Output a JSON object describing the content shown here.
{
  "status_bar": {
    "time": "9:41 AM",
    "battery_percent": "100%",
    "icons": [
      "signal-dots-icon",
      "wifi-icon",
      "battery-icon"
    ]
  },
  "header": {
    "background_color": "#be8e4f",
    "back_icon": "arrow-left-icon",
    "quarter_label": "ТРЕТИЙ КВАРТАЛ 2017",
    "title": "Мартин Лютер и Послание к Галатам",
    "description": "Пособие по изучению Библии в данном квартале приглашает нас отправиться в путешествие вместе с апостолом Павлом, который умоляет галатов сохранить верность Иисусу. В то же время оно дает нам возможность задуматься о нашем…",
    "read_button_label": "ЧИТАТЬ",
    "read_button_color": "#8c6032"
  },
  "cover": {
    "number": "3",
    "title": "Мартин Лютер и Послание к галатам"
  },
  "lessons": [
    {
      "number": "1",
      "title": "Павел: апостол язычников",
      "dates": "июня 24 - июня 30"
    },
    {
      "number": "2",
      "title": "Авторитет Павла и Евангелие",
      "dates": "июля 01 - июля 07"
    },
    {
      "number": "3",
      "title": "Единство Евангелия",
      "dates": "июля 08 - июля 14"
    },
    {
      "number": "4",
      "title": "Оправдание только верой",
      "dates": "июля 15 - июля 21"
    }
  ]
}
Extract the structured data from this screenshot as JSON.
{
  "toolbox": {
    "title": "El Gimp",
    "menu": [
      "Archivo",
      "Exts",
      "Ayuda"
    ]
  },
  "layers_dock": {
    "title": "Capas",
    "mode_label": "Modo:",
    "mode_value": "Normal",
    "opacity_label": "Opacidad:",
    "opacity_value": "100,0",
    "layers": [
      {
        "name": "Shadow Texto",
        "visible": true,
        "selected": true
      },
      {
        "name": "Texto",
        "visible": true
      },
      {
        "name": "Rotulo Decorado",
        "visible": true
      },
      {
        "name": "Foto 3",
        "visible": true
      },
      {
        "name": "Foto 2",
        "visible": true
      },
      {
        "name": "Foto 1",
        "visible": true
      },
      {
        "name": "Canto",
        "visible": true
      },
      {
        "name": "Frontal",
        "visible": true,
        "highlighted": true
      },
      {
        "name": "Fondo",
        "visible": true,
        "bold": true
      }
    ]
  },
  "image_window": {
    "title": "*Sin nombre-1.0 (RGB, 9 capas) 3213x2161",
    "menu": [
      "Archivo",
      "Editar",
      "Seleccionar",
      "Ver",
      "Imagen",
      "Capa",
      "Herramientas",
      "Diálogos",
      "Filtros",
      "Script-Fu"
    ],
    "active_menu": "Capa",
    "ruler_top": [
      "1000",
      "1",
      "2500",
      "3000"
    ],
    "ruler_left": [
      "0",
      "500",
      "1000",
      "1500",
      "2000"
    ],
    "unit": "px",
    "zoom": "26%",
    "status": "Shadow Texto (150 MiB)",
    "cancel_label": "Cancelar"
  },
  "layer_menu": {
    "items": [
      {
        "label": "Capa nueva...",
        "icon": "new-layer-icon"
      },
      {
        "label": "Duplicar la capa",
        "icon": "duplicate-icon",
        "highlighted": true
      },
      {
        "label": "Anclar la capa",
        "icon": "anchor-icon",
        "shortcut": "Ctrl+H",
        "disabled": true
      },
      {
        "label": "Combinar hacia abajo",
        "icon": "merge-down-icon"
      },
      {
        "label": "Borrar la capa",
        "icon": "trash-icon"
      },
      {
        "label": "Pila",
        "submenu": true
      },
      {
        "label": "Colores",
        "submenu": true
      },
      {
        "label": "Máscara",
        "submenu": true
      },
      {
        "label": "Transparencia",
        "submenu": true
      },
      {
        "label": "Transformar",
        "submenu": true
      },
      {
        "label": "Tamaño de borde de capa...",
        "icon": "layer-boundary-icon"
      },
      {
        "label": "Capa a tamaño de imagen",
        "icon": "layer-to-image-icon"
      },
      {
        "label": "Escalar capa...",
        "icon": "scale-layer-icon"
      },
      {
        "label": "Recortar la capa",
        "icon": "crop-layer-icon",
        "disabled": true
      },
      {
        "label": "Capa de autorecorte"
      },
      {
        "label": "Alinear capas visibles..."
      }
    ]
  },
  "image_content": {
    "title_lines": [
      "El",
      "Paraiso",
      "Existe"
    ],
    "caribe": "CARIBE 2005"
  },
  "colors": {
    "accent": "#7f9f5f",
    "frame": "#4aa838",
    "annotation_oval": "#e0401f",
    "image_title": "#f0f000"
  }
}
________________
- Exercise description: Retype the records above exactly.

- The completed task:
Output a JSON object describing the content shown here.
{
  "status_bar": {
    "time": "9:41 AM",
    "battery_percent": "100%",
    "icons": [
      "signal-dots-icon",
      "wifi-icon",
      "battery-icon"
    ]
  },
  "header": {
    "background_color": "#be8e4f",
    "back_icon": "arrow-left-icon",
    "quarter_label": "ТРЕТИЙ КВАРТАЛ 2017",
    "title": "Мартин Лютер и Послание к Галатам",
    "description": "Пособие по изучению Библии в данном квартале приглашает нас отправиться в путешествие вместе с апостолом Павлом, который умоляет галатов сохранить верность Иисусу. В то же время оно дает нам возможность задуматься о нашем…",
    "read_button_label": "ЧИТАТЬ",
    "read_button_color": "#8c6032"
  },
  "cover": {
    "number": "3",
    "title": "Мартин Лютер и Послание к галатам"
  },
  "lessons": [
    {
      "number": "1",
      "title": "Павел: апостол язычников",
      "dates": "июня 24 - июня 30"
    },
    {
      "number": "2",
      "title": "Авторитет Павла и Евангелие",
      "dates": "июля 01 - июля 07"
    },
    {
      "number": "3",
      "title": "Единство Евангелия",
      "dates": "июля 08 - июля 14"
    },
    {
      "number": "4",
      "title": "Оправдание только верой",
      "dates": "июля 15 - июля 21"
    }
  ]
}
Extract the structured data from this screenshot as JSON.
{
  "toolbox": {
    "title": "El Gimp",
    "menu": [
      "Archivo",
      "Exts",
      "Ayuda"
    ]
  },
  "layers_dock": {
    "title": "Capas",
    "mode_label": "Modo:",
    "mode_value": "Normal",
    "opacity_label": "Opacidad:",
    "opacity_value": "100,0",
    "layers": [
      {
        "name": "Shadow Texto",
        "visible": true,
        "selected": true
      },
      {
        "name": "Texto",
        "visible": true
      },
      {
        "name": "Rotulo Decorado",
        "visible": true
      },
      {
        "name": "Foto 3",
        "visible": true
      },
      {
        "name": "Foto 2",
        "visible": true
      },
      {
        "name": "Foto 1",
        "visible": true
      },
      {
        "name": "Canto",
        "visible": true
      },
      {
        "name": "Frontal",
        "visible": true,
        "highlighted": true
      },
      {
        "name": "Fondo",
        "visible": true,
        "bold": true
      }
    ]
  },
  "image_window": {
    "title": "*Sin nombre-1.0 (RGB, 9 capas) 3213x2161",
    "menu": [
      "Archivo",
      "Editar",
      "Seleccionar",
      "Ver",
      "Imagen",
      "Capa",
      "Herramientas",
      "Diálogos",
      "Filtros",
      "Script-Fu"
    ],
    "active_menu": "Capa",
    "ruler_top": [
      "1000",
      "1",
      "2500",
      "3000"
    ],
    "ruler_left": [
      "0",
      "500",
      "1000",
      "1500",
      "2000"
    ],
    "unit": "px",
    "zoom": "26%",
    "status": "Shadow Texto (150 MiB)",
    "cancel_label": "Cancelar"
  },
  "layer_menu": {
    "items": [
      {
        "label": "Capa nueva...",
        "icon": "new-layer-icon"
      },
      {
        "label": "Duplicar la capa",
        "icon": "duplicate-icon",
        "highlighted": true
      },
      {
        "label": "Anclar la capa",
        "icon": "anchor-icon",
        "shortcut": "Ctrl+H",
        "disabled": true
      },
      {
        "label": "Combinar hacia abajo",
        "icon": "merge-down-icon"
      },
      {
        "label": "Borrar la capa",
        "icon": "trash-icon"
      },
      {
        "label": "Pila",
        "submenu": true
      },
      {
        "label": "Colores",
        "submenu": true
      },
      {
        "label": "Máscara",
        "submenu": true
      },
      {
        "label": "Transparencia",
        "submenu": true
      },
      {
        "label": "Transformar",
        "submenu": true
      },
      {
        "label": "Tamaño de borde de capa...",
        "icon": "layer-boundary-icon"
      },
      {
        "label": "Capa a tamaño de imagen",
        "icon": "layer-to-image-icon"
      },
      {
        "label": "Escalar capa...",
        "icon": "scale-layer-icon"
      },
      {
        "label": "Recortar la capa",
        "icon": "crop-layer-icon",
        "disabled": true
      },
      {
        "label": "Capa de autorecorte"
      },
      {
        "label": "Alinear capas visibles..."
      }
    ]
  },
  "image_content": {
    "title_lines": [
      "El",
      "Paraiso",
      "Existe"
    ],
    "caribe": "CARIBE 2005"
  },
  "colors": {
    "accent": "#7f9f5f",
    "frame": "#4aa838",
    "annotation_oval": "#e0401f",
    "image_title": "#f0f000"
  }
}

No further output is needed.